**What the task requires:**
In the listing below, replace "atr-legend" with "atr-summary" and reproduce all lines otherwise unchanged.
* * * * * * *
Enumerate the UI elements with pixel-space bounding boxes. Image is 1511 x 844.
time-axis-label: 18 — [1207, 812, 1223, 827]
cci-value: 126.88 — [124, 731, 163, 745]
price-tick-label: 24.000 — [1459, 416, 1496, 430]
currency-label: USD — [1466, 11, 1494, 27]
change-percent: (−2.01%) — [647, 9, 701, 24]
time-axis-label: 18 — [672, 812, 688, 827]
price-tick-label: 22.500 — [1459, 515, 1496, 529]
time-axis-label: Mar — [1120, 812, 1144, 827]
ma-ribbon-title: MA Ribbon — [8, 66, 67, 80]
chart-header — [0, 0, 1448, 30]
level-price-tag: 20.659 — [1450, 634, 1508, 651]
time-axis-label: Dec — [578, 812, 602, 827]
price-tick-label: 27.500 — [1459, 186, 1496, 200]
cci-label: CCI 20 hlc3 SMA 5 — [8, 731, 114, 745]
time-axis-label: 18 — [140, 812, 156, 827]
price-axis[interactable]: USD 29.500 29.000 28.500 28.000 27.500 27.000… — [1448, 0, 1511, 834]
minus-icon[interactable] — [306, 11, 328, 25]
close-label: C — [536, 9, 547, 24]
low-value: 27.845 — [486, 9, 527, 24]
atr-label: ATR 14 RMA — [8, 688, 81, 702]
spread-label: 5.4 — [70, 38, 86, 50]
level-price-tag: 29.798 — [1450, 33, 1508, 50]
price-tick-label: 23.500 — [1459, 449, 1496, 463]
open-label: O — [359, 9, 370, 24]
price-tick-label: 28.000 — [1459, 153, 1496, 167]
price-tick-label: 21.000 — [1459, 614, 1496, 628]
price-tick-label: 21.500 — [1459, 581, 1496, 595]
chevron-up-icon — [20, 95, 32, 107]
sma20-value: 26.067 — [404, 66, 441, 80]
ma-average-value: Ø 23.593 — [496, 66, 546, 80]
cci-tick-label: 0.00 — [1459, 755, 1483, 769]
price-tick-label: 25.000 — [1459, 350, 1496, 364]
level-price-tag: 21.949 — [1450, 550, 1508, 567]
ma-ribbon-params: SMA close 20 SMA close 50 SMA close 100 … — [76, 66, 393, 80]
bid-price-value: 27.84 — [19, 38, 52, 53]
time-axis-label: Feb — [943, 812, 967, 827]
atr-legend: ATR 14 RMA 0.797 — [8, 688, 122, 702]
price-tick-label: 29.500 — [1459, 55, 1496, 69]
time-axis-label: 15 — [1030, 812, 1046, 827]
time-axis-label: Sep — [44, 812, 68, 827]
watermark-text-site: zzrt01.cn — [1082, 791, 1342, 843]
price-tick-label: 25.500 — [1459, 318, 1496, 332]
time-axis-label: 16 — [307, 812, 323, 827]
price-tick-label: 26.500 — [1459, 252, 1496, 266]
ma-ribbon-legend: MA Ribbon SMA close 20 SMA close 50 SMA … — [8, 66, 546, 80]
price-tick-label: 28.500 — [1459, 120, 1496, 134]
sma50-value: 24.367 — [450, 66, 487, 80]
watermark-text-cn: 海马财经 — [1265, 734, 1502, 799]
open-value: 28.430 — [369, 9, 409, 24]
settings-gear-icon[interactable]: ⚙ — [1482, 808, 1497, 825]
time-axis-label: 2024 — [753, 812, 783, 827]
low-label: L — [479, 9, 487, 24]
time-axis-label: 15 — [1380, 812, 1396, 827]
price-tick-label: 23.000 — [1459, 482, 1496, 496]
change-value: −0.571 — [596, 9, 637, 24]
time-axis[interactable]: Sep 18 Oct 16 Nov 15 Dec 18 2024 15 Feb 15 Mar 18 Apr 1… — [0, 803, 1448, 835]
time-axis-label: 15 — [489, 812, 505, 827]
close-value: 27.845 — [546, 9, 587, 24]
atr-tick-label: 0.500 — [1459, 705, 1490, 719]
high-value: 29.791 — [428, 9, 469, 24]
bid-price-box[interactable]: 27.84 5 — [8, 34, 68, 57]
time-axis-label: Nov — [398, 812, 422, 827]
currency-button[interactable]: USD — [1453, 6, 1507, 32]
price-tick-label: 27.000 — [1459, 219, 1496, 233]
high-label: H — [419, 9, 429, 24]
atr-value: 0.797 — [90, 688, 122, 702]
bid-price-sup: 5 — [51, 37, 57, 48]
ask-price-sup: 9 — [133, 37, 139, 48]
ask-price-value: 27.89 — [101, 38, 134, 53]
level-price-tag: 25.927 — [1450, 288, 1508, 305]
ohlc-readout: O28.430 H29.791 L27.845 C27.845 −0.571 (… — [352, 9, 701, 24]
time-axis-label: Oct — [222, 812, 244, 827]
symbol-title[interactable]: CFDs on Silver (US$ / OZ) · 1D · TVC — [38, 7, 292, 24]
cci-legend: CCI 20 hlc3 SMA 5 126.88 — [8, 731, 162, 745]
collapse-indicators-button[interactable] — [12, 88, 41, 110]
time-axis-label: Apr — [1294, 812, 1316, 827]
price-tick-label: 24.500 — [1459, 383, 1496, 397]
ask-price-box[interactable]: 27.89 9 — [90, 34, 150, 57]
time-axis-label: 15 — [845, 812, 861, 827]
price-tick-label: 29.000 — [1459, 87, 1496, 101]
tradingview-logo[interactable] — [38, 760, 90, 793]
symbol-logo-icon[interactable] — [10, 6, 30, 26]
* * * * * * *
**Exercise solution:**
Enumerate the UI elements with pixel-space bounding boxes. Image is 1511 x 844.
time-axis-label: 18 — [1207, 812, 1223, 827]
cci-value: 126.88 — [124, 731, 163, 745]
price-tick-label: 24.000 — [1459, 416, 1496, 430]
currency-label: USD — [1466, 11, 1494, 27]
change-percent: (−2.01%) — [647, 9, 701, 24]
time-axis-label: 18 — [672, 812, 688, 827]
price-tick-label: 22.500 — [1459, 515, 1496, 529]
time-axis-label: Mar — [1120, 812, 1144, 827]
ma-ribbon-title: MA Ribbon — [8, 66, 67, 80]
chart-header — [0, 0, 1448, 30]
level-price-tag: 20.659 — [1450, 634, 1508, 651]
time-axis-label: Dec — [578, 812, 602, 827]
price-tick-label: 27.500 — [1459, 186, 1496, 200]
cci-label: CCI 20 hlc3 SMA 5 — [8, 731, 114, 745]
time-axis-label: 18 — [140, 812, 156, 827]
price-axis[interactable]: USD 29.500 29.000 28.500 28.000 27.500 27.000… — [1448, 0, 1511, 834]
minus-icon[interactable] — [306, 11, 328, 25]
close-label: C — [536, 9, 547, 24]
low-value: 27.845 — [486, 9, 527, 24]
atr-label: ATR 14 RMA — [8, 688, 81, 702]
spread-label: 5.4 — [70, 38, 86, 50]
level-price-tag: 29.798 — [1450, 33, 1508, 50]
price-tick-label: 23.500 — [1459, 449, 1496, 463]
open-label: O — [359, 9, 370, 24]
price-tick-label: 28.000 — [1459, 153, 1496, 167]
price-tick-label: 21.000 — [1459, 614, 1496, 628]
price-tick-label: 21.500 — [1459, 581, 1496, 595]
chevron-up-icon — [20, 95, 32, 107]
sma20-value: 26.067 — [404, 66, 441, 80]
ma-average-value: Ø 23.593 — [496, 66, 546, 80]
cci-tick-label: 0.00 — [1459, 755, 1483, 769]
price-tick-label: 25.000 — [1459, 350, 1496, 364]
level-price-tag: 21.949 — [1450, 550, 1508, 567]
ma-ribbon-params: SMA close 20 SMA close 50 SMA close 100 … — [76, 66, 393, 80]
bid-price-value: 27.84 — [19, 38, 52, 53]
time-axis-label: Feb — [943, 812, 967, 827]
atr-summary: ATR 14 RMA 0.797 — [8, 688, 122, 702]
price-tick-label: 29.500 — [1459, 55, 1496, 69]
time-axis-label: 15 — [1030, 812, 1046, 827]
time-axis-label: Sep — [44, 812, 68, 827]
watermark-text-site: zzrt01.cn — [1082, 791, 1342, 843]
price-tick-label: 25.500 — [1459, 318, 1496, 332]
time-axis-label: 16 — [307, 812, 323, 827]
price-tick-label: 26.500 — [1459, 252, 1496, 266]
ma-ribbon-legend: MA Ribbon SMA close 20 SMA close 50 SMA … — [8, 66, 546, 80]
price-tick-label: 28.500 — [1459, 120, 1496, 134]
sma50-value: 24.367 — [450, 66, 487, 80]
watermark-text-cn: 海马财经 — [1265, 734, 1502, 799]
open-value: 28.430 — [369, 9, 409, 24]
settings-gear-icon[interactable]: ⚙ — [1482, 808, 1497, 825]
time-axis-label: 2024 — [753, 812, 783, 827]
low-label: L — [479, 9, 487, 24]
time-axis-label: 15 — [1380, 812, 1396, 827]
price-tick-label: 23.000 — [1459, 482, 1496, 496]
change-value: −0.571 — [596, 9, 637, 24]
time-axis[interactable]: Sep 18 Oct 16 Nov 15 Dec 18 2024 15 Feb 15 Mar 18 Apr 1… — [0, 803, 1448, 835]
time-axis-label: 15 — [489, 812, 505, 827]
close-value: 27.845 — [546, 9, 587, 24]
atr-tick-label: 0.500 — [1459, 705, 1490, 719]
high-value: 29.791 — [428, 9, 469, 24]
bid-price-box[interactable]: 27.84 5 — [8, 34, 68, 57]
time-axis-label: Nov — [398, 812, 422, 827]
currency-button[interactable]: USD — [1453, 6, 1507, 32]
price-tick-label: 27.000 — [1459, 219, 1496, 233]
high-label: H — [419, 9, 429, 24]
atr-value: 0.797 — [90, 688, 122, 702]
bid-price-sup: 5 — [51, 37, 57, 48]
ask-price-sup: 9 — [133, 37, 139, 48]
ask-price-value: 27.89 — [101, 38, 134, 53]
level-price-tag: 25.927 — [1450, 288, 1508, 305]
ohlc-readout: O28.430 H29.791 L27.845 C27.845 −0.571 (… — [352, 9, 701, 24]
time-axis-label: Oct — [222, 812, 244, 827]
symbol-title[interactable]: CFDs on Silver (US$ / OZ) · 1D · TVC — [38, 7, 292, 24]
cci-legend: CCI 20 hlc3 SMA 5 126.88 — [8, 731, 162, 745]
collapse-indicators-button[interactable] — [12, 88, 41, 110]
time-axis-label: Apr — [1294, 812, 1316, 827]
price-tick-label: 24.500 — [1459, 383, 1496, 397]
ask-price-box[interactable]: 27.89 9 — [90, 34, 150, 57]
time-axis-label: 15 — [845, 812, 861, 827]
price-tick-label: 29.000 — [1459, 87, 1496, 101]
tradingview-logo[interactable] — [38, 760, 90, 793]
symbol-logo-icon[interactable] — [10, 6, 30, 26]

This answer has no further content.